[Stored dataset items]
----

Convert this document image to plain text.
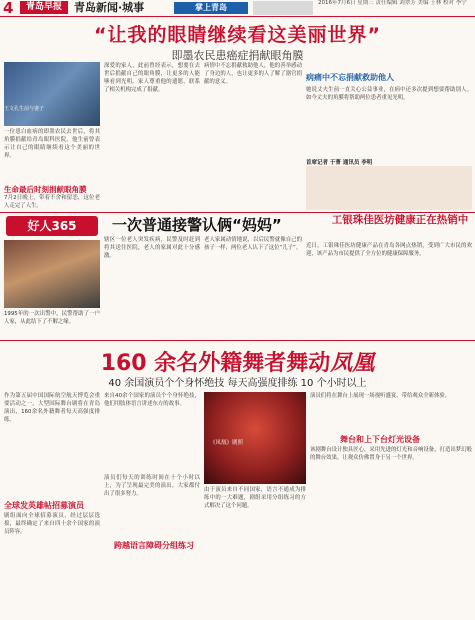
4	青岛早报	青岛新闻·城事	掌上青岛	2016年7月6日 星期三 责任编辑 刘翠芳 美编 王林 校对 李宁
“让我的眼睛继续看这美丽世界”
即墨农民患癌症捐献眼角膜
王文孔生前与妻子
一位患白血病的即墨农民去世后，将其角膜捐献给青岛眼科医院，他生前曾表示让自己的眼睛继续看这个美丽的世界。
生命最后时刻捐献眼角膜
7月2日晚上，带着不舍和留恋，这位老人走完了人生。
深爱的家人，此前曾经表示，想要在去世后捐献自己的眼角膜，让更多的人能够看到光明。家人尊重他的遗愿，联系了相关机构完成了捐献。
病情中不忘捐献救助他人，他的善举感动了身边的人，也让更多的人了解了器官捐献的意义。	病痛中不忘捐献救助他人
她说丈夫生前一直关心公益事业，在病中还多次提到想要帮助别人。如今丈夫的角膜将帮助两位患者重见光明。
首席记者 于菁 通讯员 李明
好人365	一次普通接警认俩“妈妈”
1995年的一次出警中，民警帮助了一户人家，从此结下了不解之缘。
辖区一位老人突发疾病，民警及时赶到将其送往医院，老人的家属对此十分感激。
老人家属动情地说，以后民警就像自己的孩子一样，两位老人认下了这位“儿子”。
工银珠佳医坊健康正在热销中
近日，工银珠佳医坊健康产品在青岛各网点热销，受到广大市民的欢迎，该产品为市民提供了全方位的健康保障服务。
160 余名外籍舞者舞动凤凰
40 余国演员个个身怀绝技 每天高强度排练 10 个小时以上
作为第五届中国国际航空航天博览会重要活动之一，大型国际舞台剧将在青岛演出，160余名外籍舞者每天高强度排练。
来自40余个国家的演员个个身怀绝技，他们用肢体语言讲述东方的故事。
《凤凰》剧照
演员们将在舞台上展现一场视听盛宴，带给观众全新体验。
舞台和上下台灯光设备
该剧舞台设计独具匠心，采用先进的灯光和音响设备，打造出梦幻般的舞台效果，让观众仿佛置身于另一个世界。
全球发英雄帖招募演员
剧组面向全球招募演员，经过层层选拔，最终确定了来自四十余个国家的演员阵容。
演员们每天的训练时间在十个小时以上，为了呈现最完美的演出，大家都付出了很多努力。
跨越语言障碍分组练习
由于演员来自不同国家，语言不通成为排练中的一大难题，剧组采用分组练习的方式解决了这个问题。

----

Take the listing and print it again exactly, but without any pictures.

Convert this document image to plain text.
4	青岛早报	青岛新闻·城事	掌上青岛	2016年7月6日 星期三 责任编辑 刘翠芳 美编 王林 校对 李宁
“让我的眼睛继续看这美丽世界”
即墨农民患癌症捐献眼角膜
王文孔生前与妻子
一位患白血病的即墨农民去世后，将其角膜捐献给青岛眼科医院，他生前曾表示让自己的眼睛继续看这个美丽的世界。
生命最后时刻捐献眼角膜
7月2日晚上，带着不舍和留恋，这位老人走完了人生。
深爱的家人，此前曾经表示，想要在去世后捐献自己的眼角膜，让更多的人能够看到光明。家人尊重他的遗愿，联系了相关机构完成了捐献。
病情中不忘捐献救助他人，他的善举感动了身边的人，也让更多的人了解了器官捐献的意义。	病痛中不忘捐献救助他人
她说丈夫生前一直关心公益事业，在病中还多次提到想要帮助别人。如今丈夫的角膜将帮助两位患者重见光明。
首席记者 于菁 通讯员 李明
好人365	一次普通接警认俩“妈妈”
1995年的一次出警中，民警帮助了一户人家，从此结下了不解之缘。
辖区一位老人突发疾病，民警及时赶到将其送往医院，老人的家属对此十分感激。
老人家属动情地说，以后民警就像自己的孩子一样，两位老人认下了这位“儿子”。
工银珠佳医坊健康正在热销中
近日，工银珠佳医坊健康产品在青岛各网点热销，受到广大市民的欢迎，该产品为市民提供了全方位的健康保障服务。
160 余名外籍舞者舞动凤凰
40 余国演员个个身怀绝技 每天高强度排练 10 个小时以上
作为第五届中国国际航空航天博览会重要活动之一，大型国际舞台剧将在青岛演出，160余名外籍舞者每天高强度排练。
来自40余个国家的演员个个身怀绝技，他们用肢体语言讲述东方的故事。
《凤凰》剧照
演员们将在舞台上展现一场视听盛宴，带给观众全新体验。
舞台和上下台灯光设备
该剧舞台设计独具匠心，采用先进的灯光和音响设备，打造出梦幻般的舞台效果，让观众仿佛置身于另一个世界。
全球发英雄帖招募演员
剧组面向全球招募演员，经过层层选拔，最终确定了来自四十余个国家的演员阵容。
演员们每天的训练时间在十个小时以上，为了呈现最完美的演出，大家都付出了很多努力。
跨越语言障碍分组练习
由于演员来自不同国家，语言不通成为排练中的一大难题，剧组采用分组练习的方式解决了这个问题。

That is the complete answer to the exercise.